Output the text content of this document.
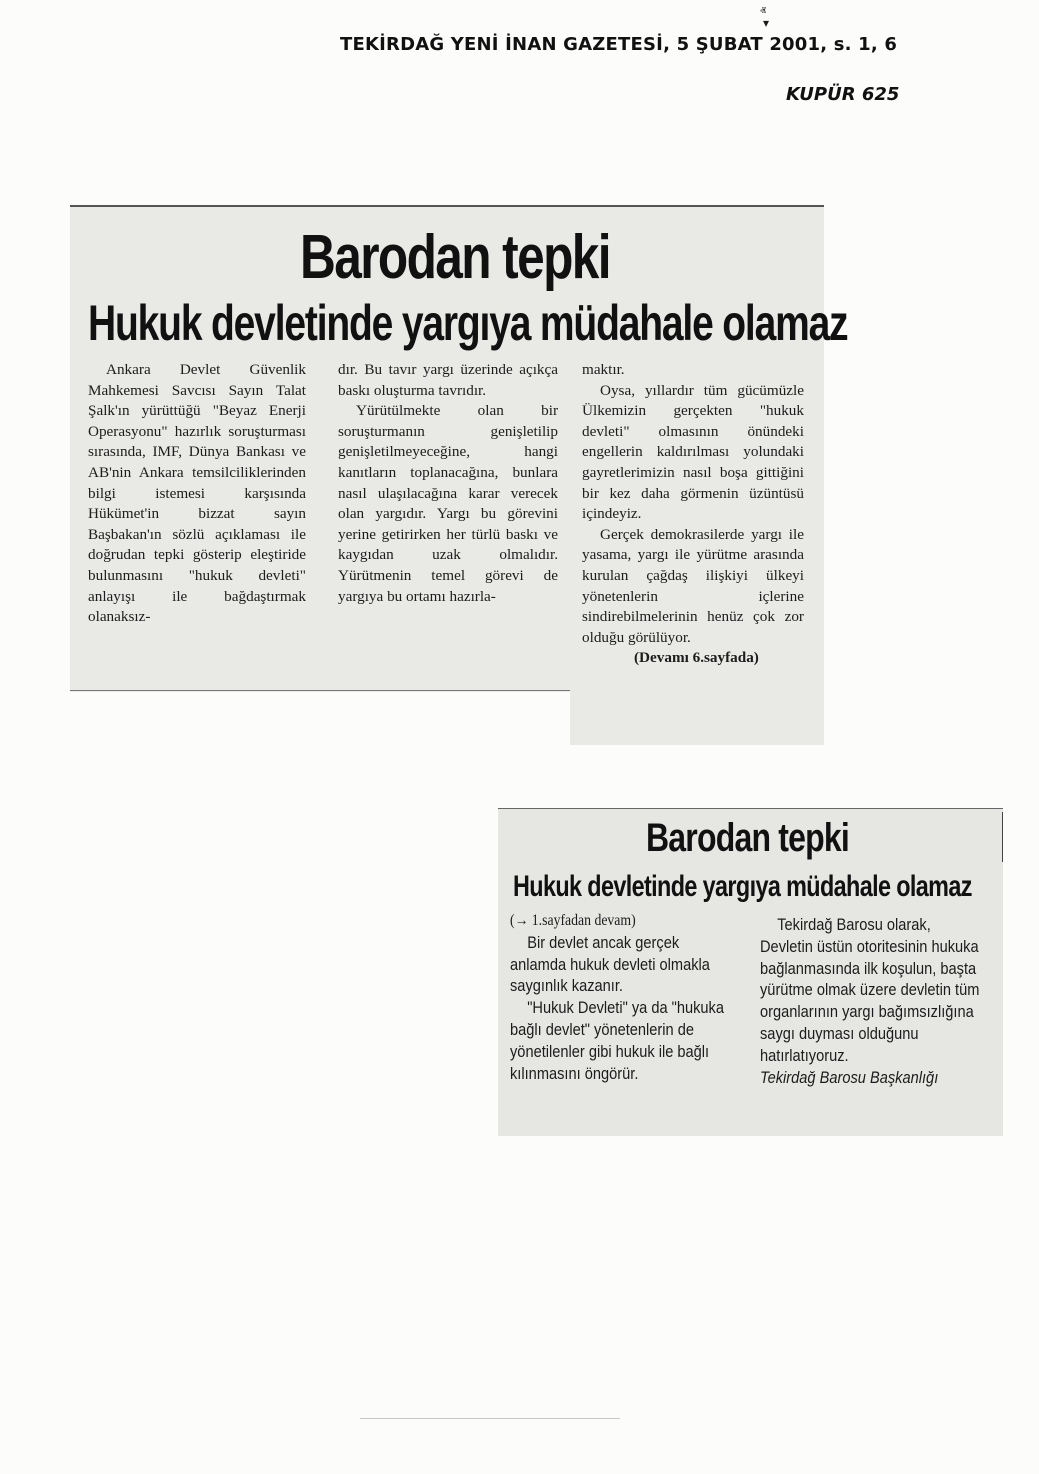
ⱏ
▾
TEKİRDAĞ YENİ İNAN GAZETESİ, 5 ŞUBAT 2001, s. 1, 6
KUPÜR 625
Barodan tepki
Hukuk devletinde yargıya müdahale olamaz

Ankara Devlet Güvenlik Mahkemesi Savcısı Sayın Talat Şalk'ın yürüttüğü "Beyaz Enerji Operasyonu" hazırlık soruşturması sırasında, IMF, Dünya Bankası ve AB'nin Ankara temsilciliklerinden bilgi istemesi karşısında Hükümet'in bizzat sayın Başbakan'ın sözlü açıklaması ile doğrudan tepki gösterip eleştiride bulunmasını "hukuk devleti" anlayışı ile bağdaştırmak olanaksız-

dır. Bu tavır yargı üzerinde açıkça baskı oluşturma tavrıdır.

Yürütülmekte olan bir soruşturmanın genişletilip genişletilmeyeceğine, hangi kanıtların toplanacağına, bunlara nasıl ulaşılacağına karar verecek olan yargıdır. Yargı bu görevini yerine getirirken her türlü baskı ve kaygıdan uzak olmalıdır. Yürütmenin temel görevi de yargıya bu ortamı hazırla-

maktır.

Oysa, yıllardır tüm gücümüzle Ülkemizin gerçekten "hukuk devleti" olmasının önündeki engellerin kaldırılması yolundaki gayretlerimizin nasıl boşa gittiğini bir kez daha görmenin üzüntüsü içindeyiz.

Gerçek demokrasilerde yargı ile yasama, yargı ile yürütme arasında kurulan çağdaş ilişkiyi ülkeyi yönetenlerin içlerine sindirebilmelerinin henüz çok zor olduğu görülüyor.

(Devamı 6.sayfada)

Barodan tepki
Hukuk devletinde yargıya müdahale olamaz

(→ 1.sayfadan devam)

Bir devlet ancak gerçek anlamda hukuk devleti olmakla saygınlık kazanır.

"Hukuk Devleti" ya da "hukuka bağlı devlet" yönetenlerin de yönetilenler gibi hukuk ile bağlı kılınmasını öngörür.

Tekirdağ Barosu olarak, Devletin üstün otoritesinin hukuka bağlanmasında ilk koşulun, başta yürütme olmak üzere devletin tüm organlarının yargı bağımsızlığına saygı duyması olduğunu hatırlatıyoruz.

Tekirdağ Barosu Başkanlığı
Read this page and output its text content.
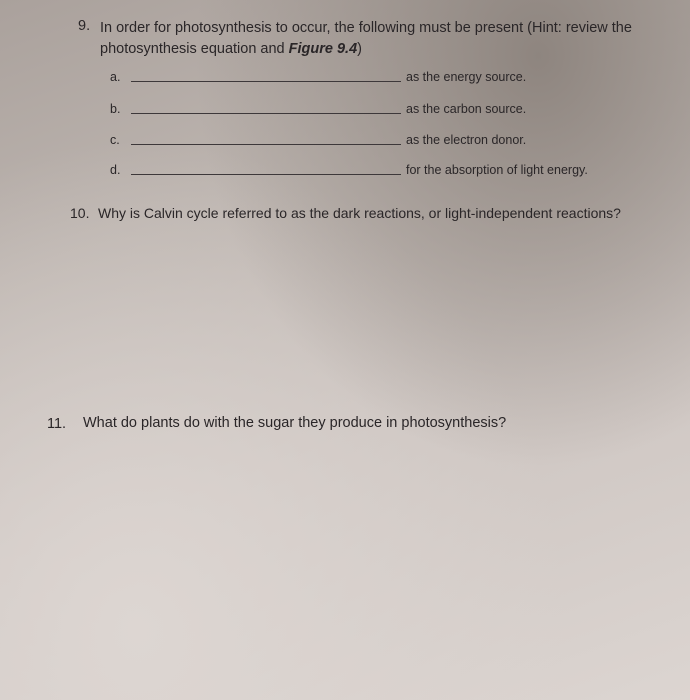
9. In order for photosynthesis to occur, the following must be present (Hint: review the photosynthesis equation and Figure 9.4)
a.	as the energy source.
b.	as the carbon source.
c.	as the electron donor.
d.	for the absorption of light energy.
10. Why is Calvin cycle referred to as the dark reactions, or light-independent reactions?
11. What do plants do with the sugar they produce in photosynthesis?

- [WORK TO DO] Pictures are not part of the copy; reproduce exactly and only the lines from the line containing "Read this page and output its text content." through the end of the listing.

- [EXERCISE OUTPUT]
Read this page and output its text content.
9. In order for photosynthesis to occur, the following must be present (Hint: review the photosynthesis equation and Figure 9.4)
a.	as the energy source.
b.	as the carbon source.
c.	as the electron donor.
d.	for the absorption of light energy.
10. Why is Calvin cycle referred to as the dark reactions, or light-independent reactions?
11. What do plants do with the sugar they produce in photosynthesis?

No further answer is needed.